Figure content listings:
>>>
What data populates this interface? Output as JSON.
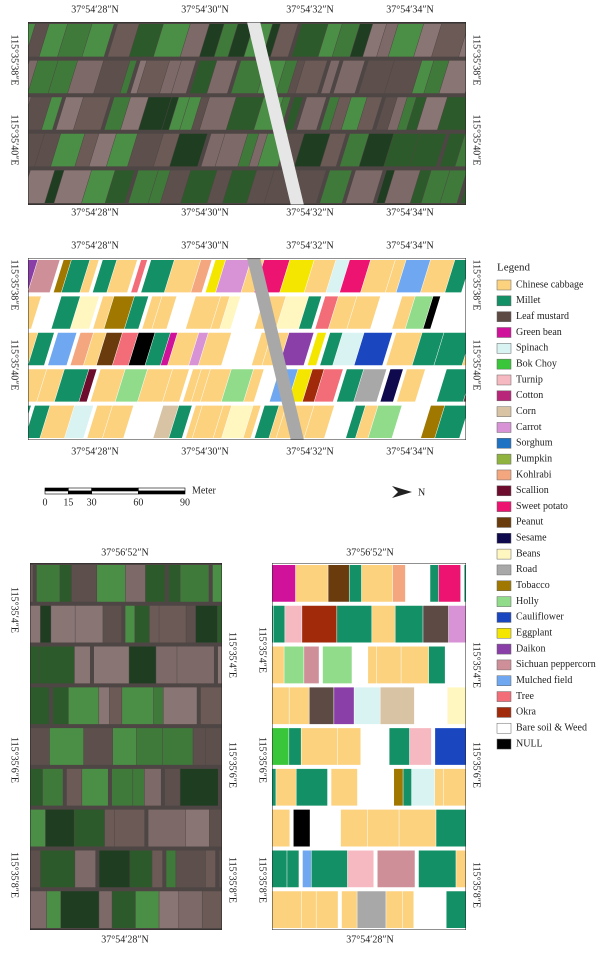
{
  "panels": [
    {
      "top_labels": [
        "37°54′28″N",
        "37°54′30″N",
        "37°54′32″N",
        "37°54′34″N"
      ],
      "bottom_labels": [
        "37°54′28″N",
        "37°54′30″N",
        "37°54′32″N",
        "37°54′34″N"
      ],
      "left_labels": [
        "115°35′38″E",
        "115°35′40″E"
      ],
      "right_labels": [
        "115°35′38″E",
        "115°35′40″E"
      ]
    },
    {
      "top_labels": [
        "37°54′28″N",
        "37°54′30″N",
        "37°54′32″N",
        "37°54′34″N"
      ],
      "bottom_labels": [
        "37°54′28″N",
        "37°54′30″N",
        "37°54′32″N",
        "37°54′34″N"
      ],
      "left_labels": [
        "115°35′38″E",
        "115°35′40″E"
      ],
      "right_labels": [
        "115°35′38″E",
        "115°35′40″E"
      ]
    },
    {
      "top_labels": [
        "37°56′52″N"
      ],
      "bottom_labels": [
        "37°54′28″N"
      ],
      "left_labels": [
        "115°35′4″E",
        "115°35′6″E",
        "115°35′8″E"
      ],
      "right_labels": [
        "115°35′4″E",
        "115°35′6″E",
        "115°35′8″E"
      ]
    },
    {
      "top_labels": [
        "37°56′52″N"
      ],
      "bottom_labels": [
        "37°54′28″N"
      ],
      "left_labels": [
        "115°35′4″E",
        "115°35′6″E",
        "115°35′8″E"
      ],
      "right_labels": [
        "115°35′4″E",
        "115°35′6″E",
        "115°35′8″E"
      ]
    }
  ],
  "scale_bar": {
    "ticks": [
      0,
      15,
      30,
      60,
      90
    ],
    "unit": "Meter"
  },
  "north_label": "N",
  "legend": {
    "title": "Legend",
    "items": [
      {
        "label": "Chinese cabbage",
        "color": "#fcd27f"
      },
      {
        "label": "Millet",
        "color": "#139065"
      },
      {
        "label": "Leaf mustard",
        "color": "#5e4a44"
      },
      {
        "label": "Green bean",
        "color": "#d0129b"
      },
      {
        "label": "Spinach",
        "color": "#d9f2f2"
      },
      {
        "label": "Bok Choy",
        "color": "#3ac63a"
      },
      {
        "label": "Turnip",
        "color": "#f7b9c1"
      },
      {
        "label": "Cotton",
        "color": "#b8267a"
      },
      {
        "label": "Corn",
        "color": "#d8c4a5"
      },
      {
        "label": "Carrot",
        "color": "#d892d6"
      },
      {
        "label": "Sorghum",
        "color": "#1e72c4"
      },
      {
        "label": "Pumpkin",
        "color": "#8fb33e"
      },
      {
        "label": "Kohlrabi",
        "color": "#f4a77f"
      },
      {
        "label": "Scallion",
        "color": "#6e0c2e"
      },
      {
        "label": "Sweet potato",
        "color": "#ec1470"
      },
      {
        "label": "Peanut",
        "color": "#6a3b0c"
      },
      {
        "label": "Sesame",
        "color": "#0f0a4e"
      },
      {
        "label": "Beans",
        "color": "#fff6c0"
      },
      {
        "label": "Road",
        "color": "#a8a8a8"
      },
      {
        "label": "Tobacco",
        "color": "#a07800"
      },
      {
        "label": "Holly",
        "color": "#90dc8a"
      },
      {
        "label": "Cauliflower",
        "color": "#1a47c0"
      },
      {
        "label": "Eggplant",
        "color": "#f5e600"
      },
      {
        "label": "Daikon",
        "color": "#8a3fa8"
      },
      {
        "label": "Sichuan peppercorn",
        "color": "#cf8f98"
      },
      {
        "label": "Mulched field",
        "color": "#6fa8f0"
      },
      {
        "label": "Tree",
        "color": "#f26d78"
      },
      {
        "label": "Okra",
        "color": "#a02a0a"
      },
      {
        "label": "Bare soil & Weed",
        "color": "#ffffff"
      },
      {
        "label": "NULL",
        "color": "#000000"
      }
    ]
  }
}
<<<
Stated goal: From the data above, write out everything exactly except the pictures.

Task solution:
What data populates this interface? Output as JSON.
{
  "panels": [
    {
      "top_labels": [
        "37°54′28″N",
        "37°54′30″N",
        "37°54′32″N",
        "37°54′34″N"
      ],
      "bottom_labels": [
        "37°54′28″N",
        "37°54′30″N",
        "37°54′32″N",
        "37°54′34″N"
      ],
      "left_labels": [
        "115°35′38″E",
        "115°35′40″E"
      ],
      "right_labels": [
        "115°35′38″E",
        "115°35′40″E"
      ]
    },
    {
      "top_labels": [
        "37°54′28″N",
        "37°54′30″N",
        "37°54′32″N",
        "37°54′34″N"
      ],
      "bottom_labels": [
        "37°54′28″N",
        "37°54′30″N",
        "37°54′32″N",
        "37°54′34″N"
      ],
      "left_labels": [
        "115°35′38″E",
        "115°35′40″E"
      ],
      "right_labels": [
        "115°35′38″E",
        "115°35′40″E"
      ]
    },
    {
      "top_labels": [
        "37°56′52″N"
      ],
      "bottom_labels": [
        "37°54′28″N"
      ],
      "left_labels": [
        "115°35′4″E",
        "115°35′6″E",
        "115°35′8″E"
      ],
      "right_labels": [
        "115°35′4″E",
        "115°35′6″E",
        "115°35′8″E"
      ]
    },
    {
      "top_labels": [
        "37°56′52″N"
      ],
      "bottom_labels": [
        "37°54′28″N"
      ],
      "left_labels": [
        "115°35′4″E",
        "115°35′6″E",
        "115°35′8″E"
      ],
      "right_labels": [
        "115°35′4″E",
        "115°35′6″E",
        "115°35′8″E"
      ]
    }
  ],
  "scale_bar": {
    "ticks": [
      0,
      15,
      30,
      60,
      90
    ],
    "unit": "Meter"
  },
  "north_label": "N",
  "legend": {
    "title": "Legend",
    "items": [
      {
        "label": "Chinese cabbage",
        "color": "#fcd27f"
      },
      {
        "label": "Millet",
        "color": "#139065"
      },
      {
        "label": "Leaf mustard",
        "color": "#5e4a44"
      },
      {
        "label": "Green bean",
        "color": "#d0129b"
      },
      {
        "label": "Spinach",
        "color": "#d9f2f2"
      },
      {
        "label": "Bok Choy",
        "color": "#3ac63a"
      },
      {
        "label": "Turnip",
        "color": "#f7b9c1"
      },
      {
        "label": "Cotton",
        "color": "#b8267a"
      },
      {
        "label": "Corn",
        "color": "#d8c4a5"
      },
      {
        "label": "Carrot",
        "color": "#d892d6"
      },
      {
        "label": "Sorghum",
        "color": "#1e72c4"
      },
      {
        "label": "Pumpkin",
        "color": "#8fb33e"
      },
      {
        "label": "Kohlrabi",
        "color": "#f4a77f"
      },
      {
        "label": "Scallion",
        "color": "#6e0c2e"
      },
      {
        "label": "Sweet potato",
        "color": "#ec1470"
      },
      {
        "label": "Peanut",
        "color": "#6a3b0c"
      },
      {
        "label": "Sesame",
        "color": "#0f0a4e"
      },
      {
        "label": "Beans",
        "color": "#fff6c0"
      },
      {
        "label": "Road",
        "color": "#a8a8a8"
      },
      {
        "label": "Tobacco",
        "color": "#a07800"
      },
      {
        "label": "Holly",
        "color": "#90dc8a"
      },
      {
        "label": "Cauliflower",
        "color": "#1a47c0"
      },
      {
        "label": "Eggplant",
        "color": "#f5e600"
      },
      {
        "label": "Daikon",
        "color": "#8a3fa8"
      },
      {
        "label": "Sichuan peppercorn",
        "color": "#cf8f98"
      },
      {
        "label": "Mulched field",
        "color": "#6fa8f0"
      },
      {
        "label": "Tree",
        "color": "#f26d78"
      },
      {
        "label": "Okra",
        "color": "#a02a0a"
      },
      {
        "label": "Bare soil & Weed",
        "color": "#ffffff"
      },
      {
        "label": "NULL",
        "color": "#000000"
      }
    ]
  }
}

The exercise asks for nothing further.